== Aufgaben ==
**A)** Welchen Höchstwert pro Quadratmeter erreicht die Kostenmiete beim NKZ am Kottbusser Tor laut dem Text über das NKZ?
**B)** Führe den Text über das NKZ am Kottbusser Tor nach seinem letzten Satz weiter.

== Seitenauszug ==
= = =
Auch deswegen konnten die Baukosten nicht hoch genug sein, denn nach diesen richtet sich die sogenannte Kostenmiete, die beim NKZ am Kottbusser Tor bis zu 14 Euro den Quadratmeter erreicht. Jahrzehntelang zahlte der Berliner Senat die Differenz zwischen dieser „Kostenmiete“ und der staatlich festgelegten Sozialmiete, erst Rot-Rot kündigte diese Subventionierung der Eigentümer auf. „Etwa 20 Milliarden der 60 Milliarden Schulden des Landes Berlins gehen auf den sozialen Wohnungsbau zurück“, schätzt die neue Bausenatorin Katrin Lompscher (Linke).
Und das NKZ bekam immer wieder neue Subventionen. Als um die Jahrtausendwende zum wiederholten Male die Insolvenz drohte, stellte die Öffentlichkeit fest, dass von den rund 40 Millionen Euro Schulden für den Hausbau nahezu nichts getilgt war.
Noch einmal musste der Senat auf Kosten der Steuerzahler einen Teil der Schulden in Höhe von 25 Millionen Euro zins- und tilgungsfrei stellen. Das kostete ungefähr 10 Millionen Euro an Steuergeldern. Warum sich das Land dafür keine wirtschaftlichen Eigentumsrechte sicherte, ist heute kaum noch verständlich. Zu groß war wohl die Angst, noch mehr in ein Fass ohne Boden hineingezogen zu werden.
In den folgenden Jahren stabilisierte sich das Gebäude, Clubs wie das Möbel Olfe und das West-Germany zogen ein, der ehemalige Leerstand von bis zu einem Fünftel der Wohnungen ist heute vergessen, und eine neue Hausverwaltung arbeitet zur weitgehenden Zufriedenheit der Mieter*innen.
= = =
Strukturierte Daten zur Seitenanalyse
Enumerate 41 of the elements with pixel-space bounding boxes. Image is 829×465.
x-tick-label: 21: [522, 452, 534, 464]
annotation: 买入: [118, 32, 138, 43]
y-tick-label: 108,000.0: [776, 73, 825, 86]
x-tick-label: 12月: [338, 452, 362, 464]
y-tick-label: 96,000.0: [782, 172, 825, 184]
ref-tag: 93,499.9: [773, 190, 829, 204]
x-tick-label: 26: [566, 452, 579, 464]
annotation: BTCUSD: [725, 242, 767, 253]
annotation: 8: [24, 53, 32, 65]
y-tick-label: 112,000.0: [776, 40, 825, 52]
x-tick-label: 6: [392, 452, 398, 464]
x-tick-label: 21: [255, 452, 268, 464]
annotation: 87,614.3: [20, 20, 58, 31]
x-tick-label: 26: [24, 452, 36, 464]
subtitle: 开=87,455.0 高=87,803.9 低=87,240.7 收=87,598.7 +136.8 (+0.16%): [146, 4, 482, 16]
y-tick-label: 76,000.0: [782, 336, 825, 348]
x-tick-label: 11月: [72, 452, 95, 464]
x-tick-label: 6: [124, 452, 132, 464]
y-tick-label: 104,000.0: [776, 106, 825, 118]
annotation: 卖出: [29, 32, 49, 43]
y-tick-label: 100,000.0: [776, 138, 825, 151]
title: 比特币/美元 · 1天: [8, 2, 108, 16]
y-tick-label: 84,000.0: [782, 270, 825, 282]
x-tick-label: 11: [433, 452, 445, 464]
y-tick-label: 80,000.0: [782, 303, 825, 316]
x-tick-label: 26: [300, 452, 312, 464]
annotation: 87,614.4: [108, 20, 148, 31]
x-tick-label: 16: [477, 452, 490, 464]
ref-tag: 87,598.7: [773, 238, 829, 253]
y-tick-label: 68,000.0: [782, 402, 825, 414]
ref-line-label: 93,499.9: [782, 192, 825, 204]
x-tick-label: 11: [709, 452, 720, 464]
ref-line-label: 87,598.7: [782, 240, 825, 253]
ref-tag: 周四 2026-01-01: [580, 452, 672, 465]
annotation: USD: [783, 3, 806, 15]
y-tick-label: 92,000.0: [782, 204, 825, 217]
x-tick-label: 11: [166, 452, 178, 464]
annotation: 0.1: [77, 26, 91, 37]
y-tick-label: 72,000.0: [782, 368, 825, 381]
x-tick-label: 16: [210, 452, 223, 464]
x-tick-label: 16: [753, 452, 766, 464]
= = =
== Antworten ==
**A)** Bis zu 14 Euro pro Quadratmeter.

**B)**
Doch genau deshalb beginnen sich auch Investoren für das ehemalige Schmuddelkind zu interessieren. Der als Investor für „Problemimmobilien“ bekannte Gijora Padovicz kaufte mit einer seiner Firmen vor wenigen Jahren den zur ehemaligen GSW gehörenden linken Gebäudeflügel, in dem sich ein Altersheim befindet. Sein Ziel ist die langfristige Umwandlung der Wohnungen in Eigentumswohnungen, die sich dann als Lofts am „Hotspot“ Kottbusser Tor international vermarkten lassen. Selbst im grün regierten Friedrichshain-Kreuzberg wurde diese Entwicklung verschlafen.
Wirklich aufgeschreckt wurden Insider und Politik erst, als Padovicz vor rund einem Jahr begann, einzelnen Kommanditisten der restlichen Gebäudeteile des NKZ Angebote für ihre Anteile zu machen, einschließlich der Bezahlung der im Falle eines Verkaufs fälligen Nachversteuerung.
Überhaupt erst möglich werden solche Angebote, weil sich in den letzten zehn Jahren in diesem Teil Kreuzbergs die Bodenpreise vervierfacht haben und damit den aberwitzigen Schulden des NKZ von rund 40 Millionen Euro auf einmal wieder reale Werte gegenüberstehen. Auch ist das Kottbusser Tor bei der „Jugend der Welt“ eher wegen seiner Clubs und weniger als „Kriminalitätsschwerpunkt“ im Gespräch. Meist unbeabsichtigt befeuern so die Clubs die weitere soziokulturelle und damit auch ökonomische Aufwertung der Gegend.
Nun rächte sich, dass der Senat viel öffentliches Geld in den Koloss gesteckt hatte, aber keinerlei Mitsprache oder gar Eigentumsrechte besitzt. Deshalb bekam die landeseigene Gewobag grünes Licht, sich ebenfalls für das Zentrum Kreuzberg zu bewerben.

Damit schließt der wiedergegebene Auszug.